Task goal: Reproduce all the material exactly, minus any pictures it holds.
>> Begin Listed entries
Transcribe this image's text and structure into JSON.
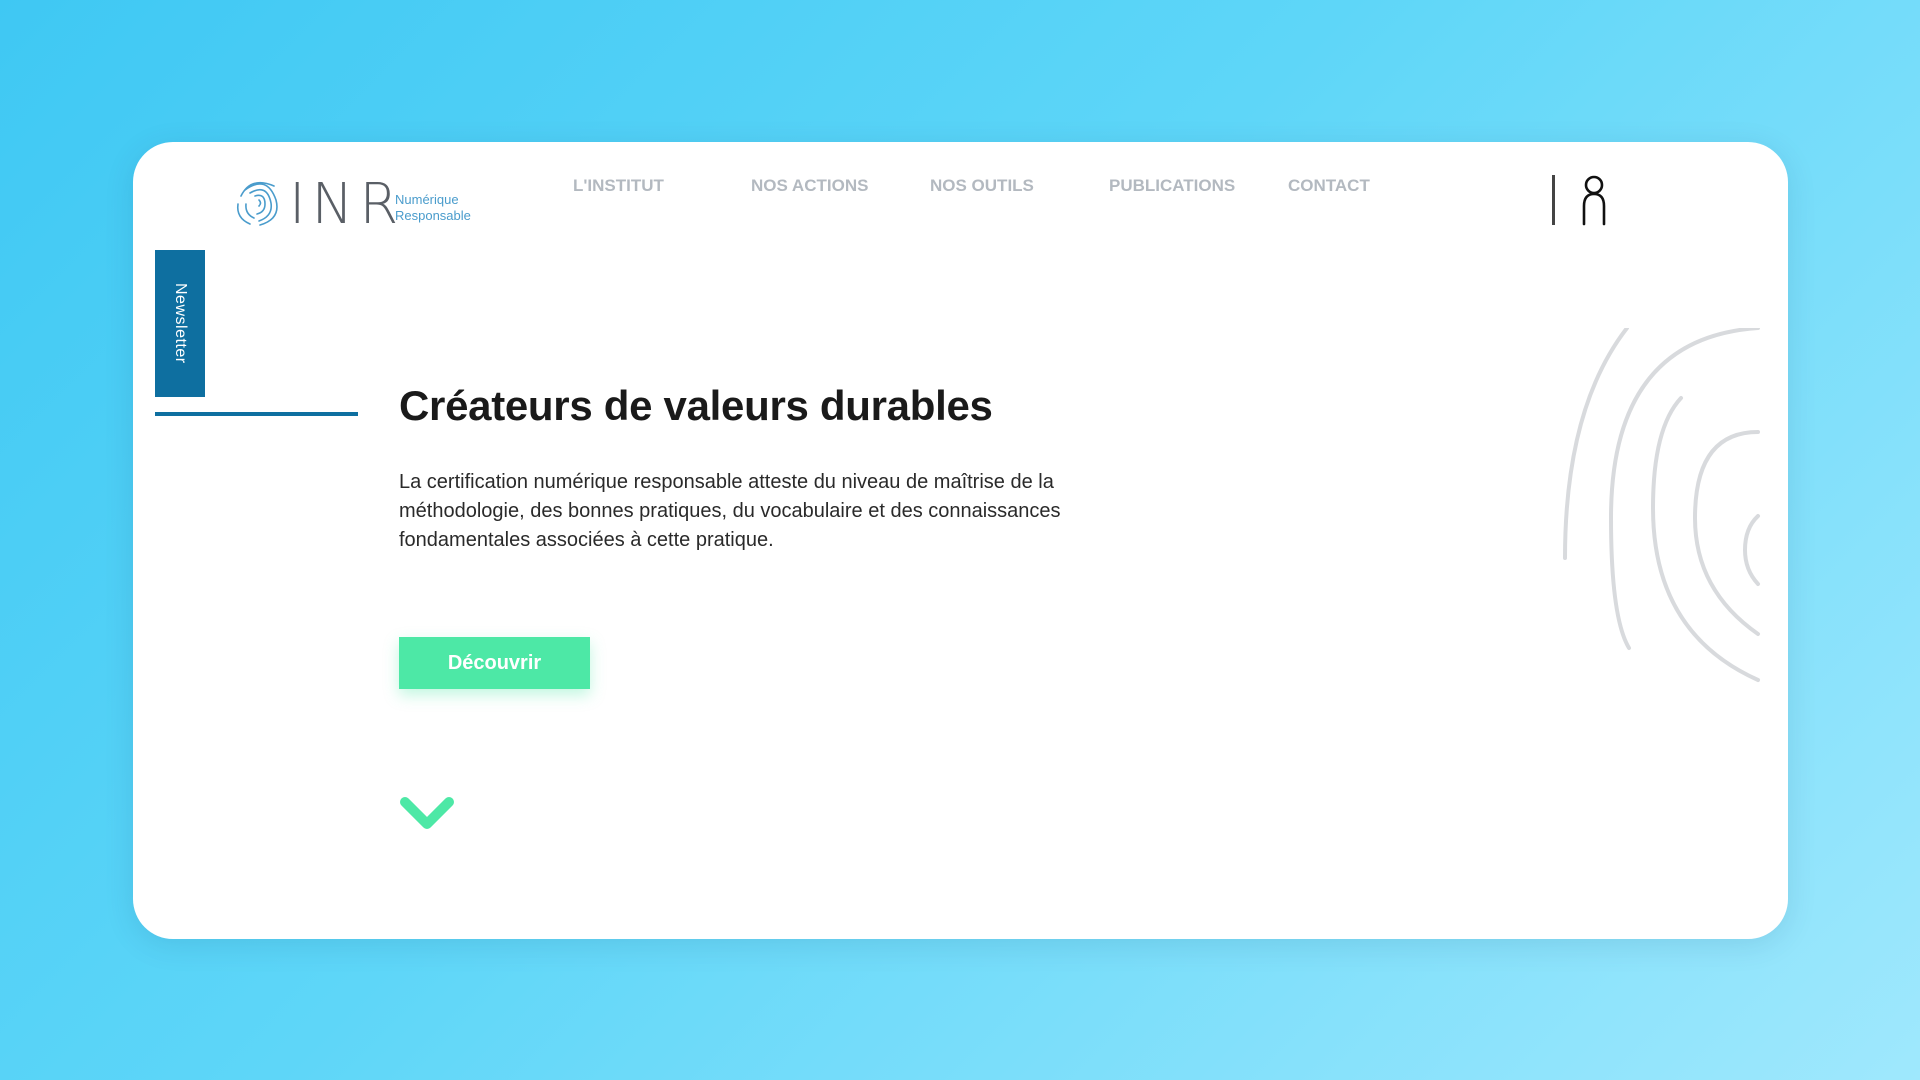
{
  "logo": {
    "letters": "INR",
    "subtitle_line1": "Numérique",
    "subtitle_line2": "Responsable"
  },
  "nav": {
    "items": [
      {
        "label": "L'INSTITUT"
      },
      {
        "label": "NOS ACTIONS"
      },
      {
        "label": "NOS OUTILS"
      },
      {
        "label": "PUBLICATIONS"
      },
      {
        "label": "CONTACT"
      }
    ]
  },
  "sidebar": {
    "newsletter_label": "Newsletter"
  },
  "hero": {
    "title": "Créateurs de valeurs durables",
    "description": "La certification numérique responsable atteste du niveau de maîtrise de la méthodologie, des bonnes pratiques, du vocabulaire et des connaissances fondamentales associées à cette pratique.",
    "cta_label": "Découvrir"
  },
  "icons": {
    "logo": "fingerprint-icon",
    "account": "user-icon",
    "scroll": "chevron-down-icon",
    "decoration": "fingerprint-decoration"
  },
  "colors": {
    "primary_blue": "#0e6fa0",
    "accent_green": "#4de8a6",
    "logo_blue": "#4a9ccc",
    "nav_grey": "#b3b9c0"
  }
}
>> End Listed entries
The completed task:
Transcribe this image's text and structure into JSON.
{
  "logo": {
    "letters": "INR",
    "subtitle_line1": "Numérique",
    "subtitle_line2": "Responsable"
  },
  "nav": {
    "items": [
      {
        "label": "L'INSTITUT"
      },
      {
        "label": "NOS ACTIONS"
      },
      {
        "label": "NOS OUTILS"
      },
      {
        "label": "PUBLICATIONS"
      },
      {
        "label": "CONTACT"
      }
    ]
  },
  "sidebar": {
    "newsletter_label": "Newsletter"
  },
  "hero": {
    "title": "Créateurs de valeurs durables",
    "description": "La certification numérique responsable atteste du niveau de maîtrise de la méthodologie, des bonnes pratiques, du vocabulaire et des connaissances fondamentales associées à cette pratique.",
    "cta_label": "Découvrir"
  },
  "icons": {
    "logo": "fingerprint-icon",
    "account": "user-icon",
    "scroll": "chevron-down-icon",
    "decoration": "fingerprint-decoration"
  },
  "colors": {
    "primary_blue": "#0e6fa0",
    "accent_green": "#4de8a6",
    "logo_blue": "#4a9ccc",
    "nav_grey": "#b3b9c0"
  }
}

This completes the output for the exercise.